* **Work to complete**
Using the data beneath, show every line that includes the word "Wiens".

* **Dataset excerpts**
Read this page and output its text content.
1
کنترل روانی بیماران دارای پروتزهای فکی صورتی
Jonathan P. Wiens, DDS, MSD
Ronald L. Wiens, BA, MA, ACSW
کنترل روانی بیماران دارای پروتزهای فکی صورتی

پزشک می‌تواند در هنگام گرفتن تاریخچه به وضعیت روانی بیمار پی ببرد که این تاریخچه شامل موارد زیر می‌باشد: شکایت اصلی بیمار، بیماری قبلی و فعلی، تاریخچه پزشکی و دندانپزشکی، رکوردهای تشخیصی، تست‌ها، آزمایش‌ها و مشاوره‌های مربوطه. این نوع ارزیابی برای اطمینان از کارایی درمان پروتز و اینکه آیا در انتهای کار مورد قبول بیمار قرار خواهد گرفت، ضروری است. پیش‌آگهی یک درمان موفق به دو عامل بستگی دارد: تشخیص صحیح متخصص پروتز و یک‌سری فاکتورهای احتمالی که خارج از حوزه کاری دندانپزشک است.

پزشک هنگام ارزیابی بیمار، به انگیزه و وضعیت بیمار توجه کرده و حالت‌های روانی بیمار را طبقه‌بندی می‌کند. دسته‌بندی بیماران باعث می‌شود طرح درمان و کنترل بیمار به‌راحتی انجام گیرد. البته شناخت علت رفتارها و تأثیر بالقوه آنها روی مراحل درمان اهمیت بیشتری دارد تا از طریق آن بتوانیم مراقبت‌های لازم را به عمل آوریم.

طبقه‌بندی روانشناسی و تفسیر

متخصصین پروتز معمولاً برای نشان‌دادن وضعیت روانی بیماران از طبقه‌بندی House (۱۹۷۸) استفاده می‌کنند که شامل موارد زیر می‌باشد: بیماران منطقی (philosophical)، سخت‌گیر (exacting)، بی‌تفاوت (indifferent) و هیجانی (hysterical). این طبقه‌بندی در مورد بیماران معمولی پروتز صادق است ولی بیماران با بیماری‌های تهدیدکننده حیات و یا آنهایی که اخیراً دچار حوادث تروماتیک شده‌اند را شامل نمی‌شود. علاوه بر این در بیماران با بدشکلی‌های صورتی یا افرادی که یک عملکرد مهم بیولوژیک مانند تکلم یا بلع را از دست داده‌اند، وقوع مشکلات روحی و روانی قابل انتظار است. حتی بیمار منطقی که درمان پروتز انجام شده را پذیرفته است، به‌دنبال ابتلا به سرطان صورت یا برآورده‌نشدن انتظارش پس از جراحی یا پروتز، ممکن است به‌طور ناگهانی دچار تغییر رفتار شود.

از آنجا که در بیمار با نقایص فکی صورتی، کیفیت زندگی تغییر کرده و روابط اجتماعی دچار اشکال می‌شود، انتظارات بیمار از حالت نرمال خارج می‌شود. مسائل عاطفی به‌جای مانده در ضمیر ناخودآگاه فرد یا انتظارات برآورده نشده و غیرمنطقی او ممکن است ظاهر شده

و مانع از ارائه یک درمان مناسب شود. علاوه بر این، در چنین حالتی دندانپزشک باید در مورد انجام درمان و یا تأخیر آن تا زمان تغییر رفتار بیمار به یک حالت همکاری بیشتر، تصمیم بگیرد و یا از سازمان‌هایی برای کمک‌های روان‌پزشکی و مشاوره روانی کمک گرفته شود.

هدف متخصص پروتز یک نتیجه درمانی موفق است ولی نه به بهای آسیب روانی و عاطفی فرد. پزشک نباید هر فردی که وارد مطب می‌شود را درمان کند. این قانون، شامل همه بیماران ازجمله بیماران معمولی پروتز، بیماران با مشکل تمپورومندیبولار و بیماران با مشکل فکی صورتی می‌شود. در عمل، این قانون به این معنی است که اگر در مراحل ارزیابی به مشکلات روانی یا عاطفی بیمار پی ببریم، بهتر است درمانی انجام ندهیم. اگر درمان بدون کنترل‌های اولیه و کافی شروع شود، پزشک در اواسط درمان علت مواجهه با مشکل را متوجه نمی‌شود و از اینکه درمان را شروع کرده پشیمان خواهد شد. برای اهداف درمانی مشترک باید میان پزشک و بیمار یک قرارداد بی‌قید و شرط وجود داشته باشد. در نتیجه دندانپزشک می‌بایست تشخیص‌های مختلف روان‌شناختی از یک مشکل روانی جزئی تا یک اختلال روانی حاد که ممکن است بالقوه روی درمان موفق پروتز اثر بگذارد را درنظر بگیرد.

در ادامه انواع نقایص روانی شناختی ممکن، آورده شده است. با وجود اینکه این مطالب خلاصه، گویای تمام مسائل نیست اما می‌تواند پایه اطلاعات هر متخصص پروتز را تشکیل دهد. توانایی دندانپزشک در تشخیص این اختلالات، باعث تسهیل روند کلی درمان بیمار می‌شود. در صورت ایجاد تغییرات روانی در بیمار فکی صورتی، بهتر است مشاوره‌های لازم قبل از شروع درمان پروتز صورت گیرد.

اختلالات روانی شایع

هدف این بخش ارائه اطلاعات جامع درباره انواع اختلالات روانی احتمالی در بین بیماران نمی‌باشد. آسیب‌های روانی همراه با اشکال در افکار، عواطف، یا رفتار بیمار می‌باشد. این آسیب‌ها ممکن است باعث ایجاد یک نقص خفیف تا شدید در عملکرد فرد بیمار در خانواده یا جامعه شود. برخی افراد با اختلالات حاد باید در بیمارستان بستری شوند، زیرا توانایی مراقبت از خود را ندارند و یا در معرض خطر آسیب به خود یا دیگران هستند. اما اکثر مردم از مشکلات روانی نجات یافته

* **Problem solution**
Jonathan P. Wiens, DDS, MSD
Ronald L. Wiens, BA, MA, ACSW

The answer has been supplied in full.